_Directive_
Print the listing below in its entirety, character for character.

--------------------------------------------------

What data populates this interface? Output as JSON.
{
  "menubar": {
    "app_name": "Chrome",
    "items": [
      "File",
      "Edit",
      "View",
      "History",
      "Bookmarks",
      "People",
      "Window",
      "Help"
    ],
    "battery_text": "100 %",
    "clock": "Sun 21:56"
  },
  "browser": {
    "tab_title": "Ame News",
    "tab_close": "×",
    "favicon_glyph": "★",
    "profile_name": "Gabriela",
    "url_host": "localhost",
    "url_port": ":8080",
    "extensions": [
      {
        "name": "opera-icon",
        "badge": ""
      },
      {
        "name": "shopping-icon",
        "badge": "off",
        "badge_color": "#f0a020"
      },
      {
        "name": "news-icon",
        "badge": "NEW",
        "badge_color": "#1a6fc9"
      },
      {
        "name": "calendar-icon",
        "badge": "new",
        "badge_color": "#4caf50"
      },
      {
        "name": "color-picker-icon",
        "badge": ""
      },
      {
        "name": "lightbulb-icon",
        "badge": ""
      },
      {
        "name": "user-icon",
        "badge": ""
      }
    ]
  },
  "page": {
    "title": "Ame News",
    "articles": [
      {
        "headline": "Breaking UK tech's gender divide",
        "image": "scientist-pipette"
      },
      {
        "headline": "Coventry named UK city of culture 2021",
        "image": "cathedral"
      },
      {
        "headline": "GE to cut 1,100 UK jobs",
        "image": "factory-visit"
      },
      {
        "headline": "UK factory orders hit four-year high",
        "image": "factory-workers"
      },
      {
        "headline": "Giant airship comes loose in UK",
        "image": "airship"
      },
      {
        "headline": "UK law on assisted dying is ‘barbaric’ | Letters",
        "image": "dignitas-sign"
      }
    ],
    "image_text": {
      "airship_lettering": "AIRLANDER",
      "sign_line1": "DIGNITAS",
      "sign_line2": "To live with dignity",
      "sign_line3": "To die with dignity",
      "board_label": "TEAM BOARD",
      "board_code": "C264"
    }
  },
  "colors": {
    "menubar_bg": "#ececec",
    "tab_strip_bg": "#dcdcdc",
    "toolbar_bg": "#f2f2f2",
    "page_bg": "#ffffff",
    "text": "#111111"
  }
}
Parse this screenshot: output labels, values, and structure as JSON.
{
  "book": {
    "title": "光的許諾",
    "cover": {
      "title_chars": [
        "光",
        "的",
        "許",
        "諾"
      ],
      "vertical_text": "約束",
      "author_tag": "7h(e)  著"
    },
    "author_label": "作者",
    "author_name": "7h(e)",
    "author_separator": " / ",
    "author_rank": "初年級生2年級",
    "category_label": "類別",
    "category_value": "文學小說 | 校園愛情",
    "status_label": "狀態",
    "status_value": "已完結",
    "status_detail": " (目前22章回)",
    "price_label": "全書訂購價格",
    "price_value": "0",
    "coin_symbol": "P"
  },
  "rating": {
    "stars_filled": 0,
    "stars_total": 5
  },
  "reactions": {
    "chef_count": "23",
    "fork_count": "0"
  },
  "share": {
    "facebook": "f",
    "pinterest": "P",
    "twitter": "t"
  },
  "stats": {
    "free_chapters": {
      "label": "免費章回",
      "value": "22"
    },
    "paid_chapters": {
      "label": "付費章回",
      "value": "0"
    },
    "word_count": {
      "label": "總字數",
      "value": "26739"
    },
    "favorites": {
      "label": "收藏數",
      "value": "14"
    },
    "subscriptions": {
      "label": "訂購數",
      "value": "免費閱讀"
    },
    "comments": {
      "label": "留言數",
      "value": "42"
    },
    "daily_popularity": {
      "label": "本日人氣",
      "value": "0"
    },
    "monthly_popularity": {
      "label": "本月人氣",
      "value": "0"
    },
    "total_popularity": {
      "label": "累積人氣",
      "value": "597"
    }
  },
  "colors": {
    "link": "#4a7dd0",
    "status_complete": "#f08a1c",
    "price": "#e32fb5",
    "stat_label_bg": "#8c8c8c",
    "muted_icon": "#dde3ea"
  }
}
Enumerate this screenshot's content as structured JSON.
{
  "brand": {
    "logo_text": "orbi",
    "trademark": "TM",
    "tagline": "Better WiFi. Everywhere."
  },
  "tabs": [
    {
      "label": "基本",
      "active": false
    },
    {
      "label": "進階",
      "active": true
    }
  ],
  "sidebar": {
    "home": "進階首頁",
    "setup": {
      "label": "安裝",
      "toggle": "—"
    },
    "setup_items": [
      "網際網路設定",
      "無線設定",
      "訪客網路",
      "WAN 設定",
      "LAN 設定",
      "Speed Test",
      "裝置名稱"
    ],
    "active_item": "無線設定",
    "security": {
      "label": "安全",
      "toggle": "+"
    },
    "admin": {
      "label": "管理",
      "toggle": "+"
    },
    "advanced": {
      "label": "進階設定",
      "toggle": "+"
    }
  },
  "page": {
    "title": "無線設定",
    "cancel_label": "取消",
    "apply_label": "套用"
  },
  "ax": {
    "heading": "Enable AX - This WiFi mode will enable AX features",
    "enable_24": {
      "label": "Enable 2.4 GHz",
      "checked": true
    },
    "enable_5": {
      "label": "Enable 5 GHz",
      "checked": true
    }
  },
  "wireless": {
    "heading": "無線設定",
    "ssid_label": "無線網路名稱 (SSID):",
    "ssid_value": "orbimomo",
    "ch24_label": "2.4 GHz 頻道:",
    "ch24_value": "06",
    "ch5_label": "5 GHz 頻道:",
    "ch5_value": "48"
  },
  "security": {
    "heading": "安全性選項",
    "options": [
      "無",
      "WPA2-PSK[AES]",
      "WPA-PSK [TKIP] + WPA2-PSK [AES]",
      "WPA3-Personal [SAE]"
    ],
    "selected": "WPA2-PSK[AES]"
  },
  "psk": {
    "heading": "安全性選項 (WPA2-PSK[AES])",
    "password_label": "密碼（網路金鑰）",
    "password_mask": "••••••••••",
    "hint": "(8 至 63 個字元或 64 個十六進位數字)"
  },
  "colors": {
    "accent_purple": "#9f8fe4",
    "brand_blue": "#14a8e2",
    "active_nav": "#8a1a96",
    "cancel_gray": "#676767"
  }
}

--------------------------------------------------

_Problem solution_
What data populates this interface? Output as JSON.
{
  "menubar": {
    "app_name": "Chrome",
    "items": [
      "File",
      "Edit",
      "View",
      "History",
      "Bookmarks",
      "People",
      "Window",
      "Help"
    ],
    "battery_text": "100 %",
    "clock": "Sun 21:56"
  },
  "browser": {
    "tab_title": "Ame News",
    "tab_close": "×",
    "favicon_glyph": "★",
    "profile_name": "Gabriela",
    "url_host": "localhost",
    "url_port": ":8080",
    "extensions": [
      {
        "name": "opera-icon",
        "badge": ""
      },
      {
        "name": "shopping-icon",
        "badge": "off",
        "badge_color": "#f0a020"
      },
      {
        "name": "news-icon",
        "badge": "NEW",
        "badge_color": "#1a6fc9"
      },
      {
        "name": "calendar-icon",
        "badge": "new",
        "badge_color": "#4caf50"
      },
      {
        "name": "color-picker-icon",
        "badge": ""
      },
      {
        "name": "lightbulb-icon",
        "badge": ""
      },
      {
        "name": "user-icon",
        "badge": ""
      }
    ]
  },
  "page": {
    "title": "Ame News",
    "articles": [
      {
        "headline": "Breaking UK tech's gender divide",
        "image": "scientist-pipette"
      },
      {
        "headline": "Coventry named UK city of culture 2021",
        "image": "cathedral"
      },
      {
        "headline": "GE to cut 1,100 UK jobs",
        "image": "factory-visit"
      },
      {
        "headline": "UK factory orders hit four-year high",
        "image": "factory-workers"
      },
      {
        "headline": "Giant airship comes loose in UK",
        "image": "airship"
      },
      {
        "headline": "UK law on assisted dying is ‘barbaric’ | Letters",
        "image": "dignitas-sign"
      }
    ],
    "image_text": {
      "airship_lettering": "AIRLANDER",
      "sign_line1": "DIGNITAS",
      "sign_line2": "To live with dignity",
      "sign_line3": "To die with dignity",
      "board_label": "TEAM BOARD",
      "board_code": "C264"
    }
  },
  "colors": {
    "menubar_bg": "#ececec",
    "tab_strip_bg": "#dcdcdc",
    "toolbar_bg": "#f2f2f2",
    "page_bg": "#ffffff",
    "text": "#111111"
  }
}
Parse this screenshot: output labels, values, and structure as JSON.
{
  "book": {
    "title": "光的許諾",
    "cover": {
      "title_chars": [
        "光",
        "的",
        "許",
        "諾"
      ],
      "vertical_text": "約束",
      "author_tag": "7h(e)  著"
    },
    "author_label": "作者",
    "author_name": "7h(e)",
    "author_separator": " / ",
    "author_rank": "初年級生2年級",
    "category_label": "類別",
    "category_value": "文學小說 | 校園愛情",
    "status_label": "狀態",
    "status_value": "已完結",
    "status_detail": " (目前22章回)",
    "price_label": "全書訂購價格",
    "price_value": "0",
    "coin_symbol": "P"
  },
  "rating": {
    "stars_filled": 0,
    "stars_total": 5
  },
  "reactions": {
    "chef_count": "23",
    "fork_count": "0"
  },
  "share": {
    "facebook": "f",
    "pinterest": "P",
    "twitter": "t"
  },
  "stats": {
    "free_chapters": {
      "label": "免費章回",
      "value": "22"
    },
    "paid_chapters": {
      "label": "付費章回",
      "value": "0"
    },
    "word_count": {
      "label": "總字數",
      "value": "26739"
    },
    "favorites": {
      "label": "收藏數",
      "value": "14"
    },
    "subscriptions": {
      "label": "訂購數",
      "value": "免費閱讀"
    },
    "comments": {
      "label": "留言數",
      "value": "42"
    },
    "daily_popularity": {
      "label": "本日人氣",
      "value": "0"
    },
    "monthly_popularity": {
      "label": "本月人氣",
      "value": "0"
    },
    "total_popularity": {
      "label": "累積人氣",
      "value": "597"
    }
  },
  "colors": {
    "link": "#4a7dd0",
    "status_complete": "#f08a1c",
    "price": "#e32fb5",
    "stat_label_bg": "#8c8c8c",
    "muted_icon": "#dde3ea"
  }
}
Enumerate this screenshot's content as structured JSON.
{
  "brand": {
    "logo_text": "orbi",
    "trademark": "TM",
    "tagline": "Better WiFi. Everywhere."
  },
  "tabs": [
    {
      "label": "基本",
      "active": false
    },
    {
      "label": "進階",
      "active": true
    }
  ],
  "sidebar": {
    "home": "進階首頁",
    "setup": {
      "label": "安裝",
      "toggle": "—"
    },
    "setup_items": [
      "網際網路設定",
      "無線設定",
      "訪客網路",
      "WAN 設定",
      "LAN 設定",
      "Speed Test",
      "裝置名稱"
    ],
    "active_item": "無線設定",
    "security": {
      "label": "安全",
      "toggle": "+"
    },
    "admin": {
      "label": "管理",
      "toggle": "+"
    },
    "advanced": {
      "label": "進階設定",
      "toggle": "+"
    }
  },
  "page": {
    "title": "無線設定",
    "cancel_label": "取消",
    "apply_label": "套用"
  },
  "ax": {
    "heading": "Enable AX - This WiFi mode will enable AX features",
    "enable_24": {
      "label": "Enable 2.4 GHz",
      "checked": true
    },
    "enable_5": {
      "label": "Enable 5 GHz",
      "checked": true
    }
  },
  "wireless": {
    "heading": "無線設定",
    "ssid_label": "無線網路名稱 (SSID):",
    "ssid_value": "orbimomo",
    "ch24_label": "2.4 GHz 頻道:",
    "ch24_value": "06",
    "ch5_label": "5 GHz 頻道:",
    "ch5_value": "48"
  },
  "security": {
    "heading": "安全性選項",
    "options": [
      "無",
      "WPA2-PSK[AES]",
      "WPA-PSK [TKIP] + WPA2-PSK [AES]",
      "WPA3-Personal [SAE]"
    ],
    "selected": "WPA2-PSK[AES]"
  },
  "psk": {
    "heading": "安全性選項 (WPA2-PSK[AES])",
    "password_label": "密碼（網路金鑰）",
    "password_mask": "••••••••••",
    "hint": "(8 至 63 個字元或 64 個十六進位數字)"
  },
  "colors": {
    "accent_purple": "#9f8fe4",
    "brand_blue": "#14a8e2",
    "active_nav": "#8a1a96",
    "cancel_gray": "#676767"
  }
}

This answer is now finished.